• Prompt:
Without including the pictures, copy out every line below.

[Data records]
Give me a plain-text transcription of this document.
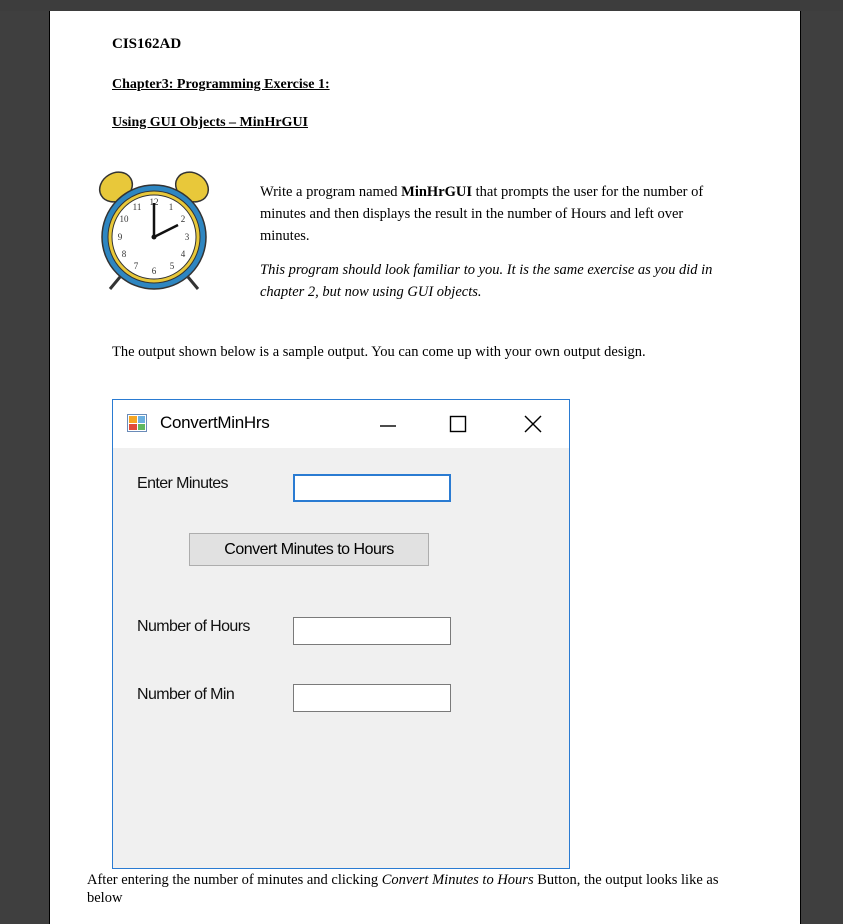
CIS162AD
Chapter3: Programming Exercise 1:
Using GUI Objects – MinHrGUI
12 1
2
3
4
5
6
7
8
9
10
11
Write a program named MinHrGUI that prompts the user for the number of minutes and then displays the result in the number of Hours and left over minutes.
This program should look familiar to you. It is the same exercise as you did in chapter 2, but now using GUI objects.
The output shown below is a sample output. You can come up with your own output design.
ConvertMinHrs
Enter Minutes
Convert Minutes to Hours
Number of Hours
Number of Min
After entering the number of minutes and clicking Convert Minutes to Hours Button, the output looks like as below
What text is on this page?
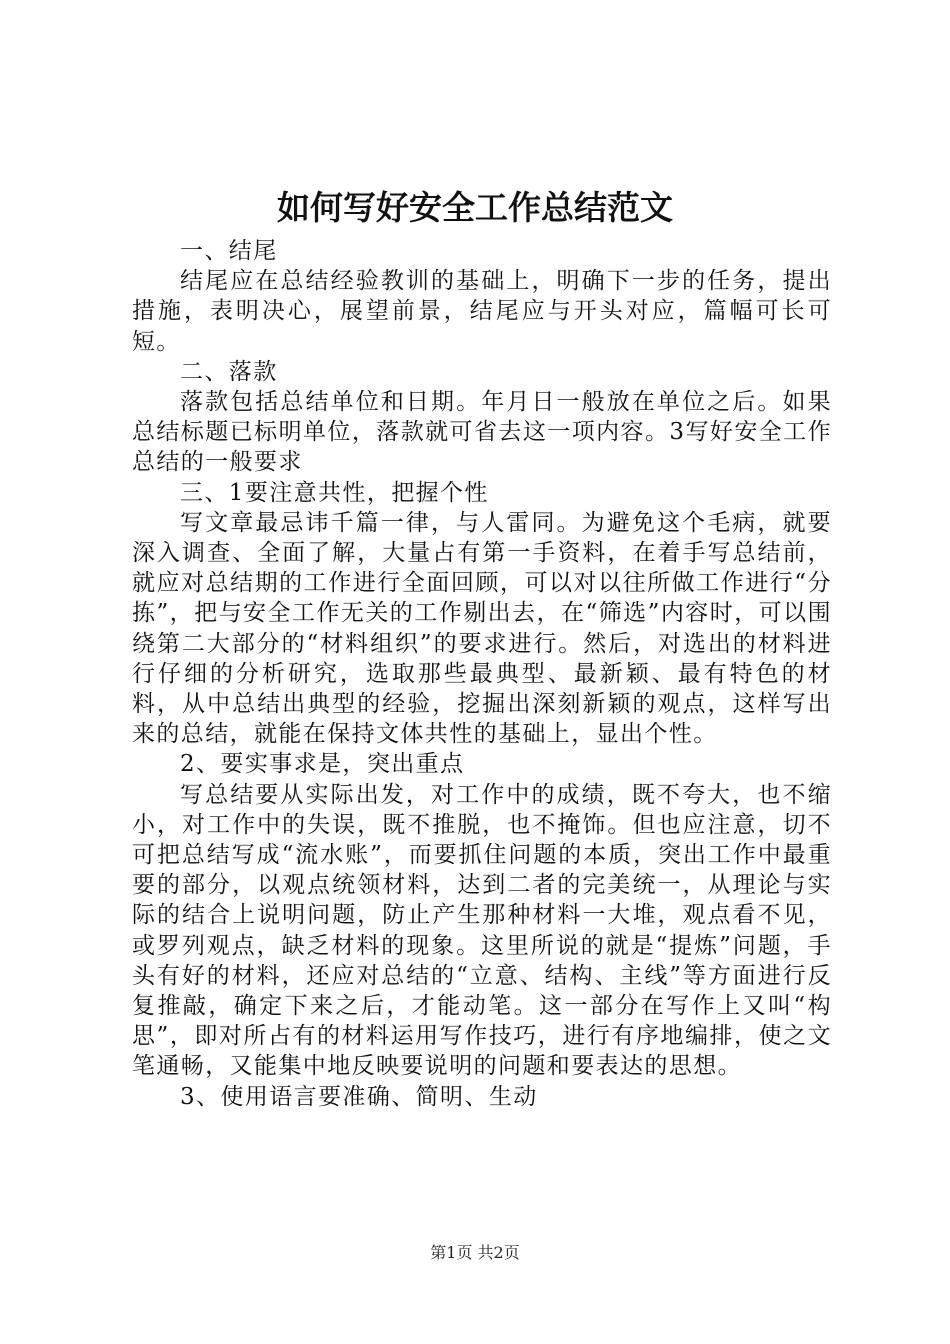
如何写好安全工作总结范文

一、结尾

结尾应在总结经验教训的基础上，明确下一步的任务，提出措施，表明决心，展望前景，结尾应与开头对应，篇幅可长可短。

二、落款

落款包括总结单位和日期。年月日一般放在单位之后。如果总结标题已标明单位，落款就可省去这一项内容。3写好安全工作总结的一般要求

三、1要注意共性，把握个性

写文章最忌讳千篇一律，与人雷同。为避免这个毛病，就要深入调查、全面了解，大量占有第一手资料，在着手写总结前，就应对总结期的工作进行全面回顾，可以对以往所做工作进行“分拣”，把与安全工作无关的工作剔出去，在“筛选”内容时，可以围绕第二大部分的“材料组织”的要求进行。然后，对选出的材料进行仔细的分析研究，选取那些最典型、最新颖、最有特色的材料，从中总结出典型的经验，挖掘出深刻新颖的观点，这样写出来的总结，就能在保持文体共性的基础上，显出个性。

2、要实事求是，突出重点

写总结要从实际出发，对工作中的成绩，既不夸大，也不缩小，对工作中的失误，既不推脱，也不掩饰。但也应注意，切不可把总结写成“流水账”，而要抓住问题的本质，突出工作中最重要的部分，以观点统领材料，达到二者的完美统一，从理论与实际的结合上说明问题，防止产生那种材料一大堆，观点看不见，或罗列观点，缺乏材料的现象。这里所说的就是“提炼”问题，手头有好的材料，还应对总结的“立意、结构、主线”等方面进行反复推敲，确定下来之后，才能动笔。这一部分在写作上又叫“构思”，即对所占有的材料运用写作技巧，进行有序地编排，使之文笔通畅，又能集中地反映要说明的问题和要表达的思想。

3、使用语言要准确、简明、生动

第1页 共2页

• Written response:
Give me a plain-text transcription of this document.
CIS162AD
Chapter3: Programming Exercise 1:
Using GUI Objects – MinHrGUI
12 1
2
3
4
5
6
7
8
9
10
11
Write a program named MinHrGUI that prompts the user for the number of minutes and then displays the result in the number of Hours and left over minutes.
This program should look familiar to you. It is the same exercise as you did in chapter 2, but now using GUI objects.
The output shown below is a sample output. You can come up with your own output design.
ConvertMinHrs
Enter Minutes
Convert Minutes to Hours
Number of Hours
Number of Min
After entering the number of minutes and clicking Convert Minutes to Hours Button, the output looks like as below
What text is on this page?
如何写好安全工作总结范文

一、结尾

结尾应在总结经验教训的基础上，明确下一步的任务，提出措施，表明决心，展望前景，结尾应与开头对应，篇幅可长可短。

二、落款

落款包括总结单位和日期。年月日一般放在单位之后。如果总结标题已标明单位，落款就可省去这一项内容。3写好安全工作总结的一般要求

三、1要注意共性，把握个性

写文章最忌讳千篇一律，与人雷同。为避免这个毛病，就要深入调查、全面了解，大量占有第一手资料，在着手写总结前，就应对总结期的工作进行全面回顾，可以对以往所做工作进行“分拣”，把与安全工作无关的工作剔出去，在“筛选”内容时，可以围绕第二大部分的“材料组织”的要求进行。然后，对选出的材料进行仔细的分析研究，选取那些最典型、最新颖、最有特色的材料，从中总结出典型的经验，挖掘出深刻新颖的观点，这样写出来的总结，就能在保持文体共性的基础上，显出个性。

2、要实事求是，突出重点

写总结要从实际出发，对工作中的成绩，既不夸大，也不缩小，对工作中的失误，既不推脱，也不掩饰。但也应注意，切不可把总结写成“流水账”，而要抓住问题的本质，突出工作中最重要的部分，以观点统领材料，达到二者的完美统一，从理论与实际的结合上说明问题，防止产生那种材料一大堆，观点看不见，或罗列观点，缺乏材料的现象。这里所说的就是“提炼”问题，手头有好的材料，还应对总结的“立意、结构、主线”等方面进行反复推敲，确定下来之后，才能动笔。这一部分在写作上又叫“构思”，即对所占有的材料运用写作技巧，进行有序地编排，使之文笔通畅，又能集中地反映要说明的问题和要表达的思想。

3、使用语言要准确、简明、生动

第1页 共2页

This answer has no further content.